Saved data entries
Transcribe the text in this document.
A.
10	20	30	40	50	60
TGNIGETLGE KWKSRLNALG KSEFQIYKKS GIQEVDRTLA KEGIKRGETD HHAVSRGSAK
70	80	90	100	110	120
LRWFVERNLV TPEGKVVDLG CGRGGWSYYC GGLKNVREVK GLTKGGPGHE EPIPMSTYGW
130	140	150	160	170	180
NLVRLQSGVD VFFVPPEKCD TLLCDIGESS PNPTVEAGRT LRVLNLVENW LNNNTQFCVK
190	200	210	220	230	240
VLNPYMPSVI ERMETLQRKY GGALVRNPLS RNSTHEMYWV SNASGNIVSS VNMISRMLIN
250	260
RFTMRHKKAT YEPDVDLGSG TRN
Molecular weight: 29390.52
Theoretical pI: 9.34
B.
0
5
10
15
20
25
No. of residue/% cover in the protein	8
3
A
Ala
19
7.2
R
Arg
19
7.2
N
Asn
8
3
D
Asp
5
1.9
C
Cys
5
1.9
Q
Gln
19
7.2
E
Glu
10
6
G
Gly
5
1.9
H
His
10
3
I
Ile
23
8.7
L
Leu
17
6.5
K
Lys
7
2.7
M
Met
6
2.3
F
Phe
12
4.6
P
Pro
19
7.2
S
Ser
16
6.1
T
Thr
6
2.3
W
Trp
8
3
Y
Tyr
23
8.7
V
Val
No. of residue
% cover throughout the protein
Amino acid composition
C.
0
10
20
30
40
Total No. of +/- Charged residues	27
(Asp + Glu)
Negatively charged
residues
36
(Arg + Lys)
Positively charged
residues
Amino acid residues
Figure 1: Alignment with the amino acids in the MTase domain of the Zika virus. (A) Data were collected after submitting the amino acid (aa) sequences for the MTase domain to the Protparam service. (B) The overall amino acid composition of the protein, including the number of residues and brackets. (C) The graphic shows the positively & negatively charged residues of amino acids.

— EXERCISE DESCRIPTION —
Every record, from the first to the last, should be transcribed exactly.

— EXERCISE OUTPUT —
Transcribe the text in this document.
A.
10	20	30	40	50	60
TGNIGETLGE KWKSRLNALG KSEFQIYKKS GIQEVDRTLA KEGIKRGETD HHAVSRGSAK
70	80	90	100	110	120
LRWFVERNLV TPEGKVVDLG CGRGGWSYYC GGLKNVREVK GLTKGGPGHE EPIPMSTYGW
130	140	150	160	170	180
NLVRLQSGVD VFFVPPEKCD TLLCDIGESS PNPTVEAGRT LRVLNLVENW LNNNTQFCVK
190	200	210	220	230	240
VLNPYMPSVI ERMETLQRKY GGALVRNPLS RNSTHEMYWV SNASGNIVSS VNMISRMLIN
250	260
RFTMRHKKAT YEPDVDLGSG TRN
Molecular weight: 29390.52
Theoretical pI: 9.34
B.
0
5
10
15
20
25
No. of residue/% cover in the protein	8
3
A
Ala
19
7.2
R
Arg
19
7.2
N
Asn
8
3
D
Asp
5
1.9
C
Cys
5
1.9
Q
Gln
19
7.2
E
Glu
10
6
G
Gly
5
1.9
H
His
10
3
I
Ile
23
8.7
L
Leu
17
6.5
K
Lys
7
2.7
M
Met
6
2.3
F
Phe
12
4.6
P
Pro
19
7.2
S
Ser
16
6.1
T
Thr
6
2.3
W
Trp
8
3
Y
Tyr
23
8.7
V
Val
No. of residue
% cover throughout the protein
Amino acid composition
C.
0
10
20
30
40
Total No. of +/- Charged residues	27
(Asp + Glu)
Negatively charged
residues
36
(Arg + Lys)
Positively charged
residues
Amino acid residues
Figure 1: Alignment with the amino acids in the MTase domain of the Zika virus. (A) Data were collected after submitting the amino acid (aa) sequences for the MTase domain to the Protparam service. (B) The overall amino acid composition of the protein, including the number of residues and brackets. (C) The graphic shows the positively & negatively charged residues of amino acids.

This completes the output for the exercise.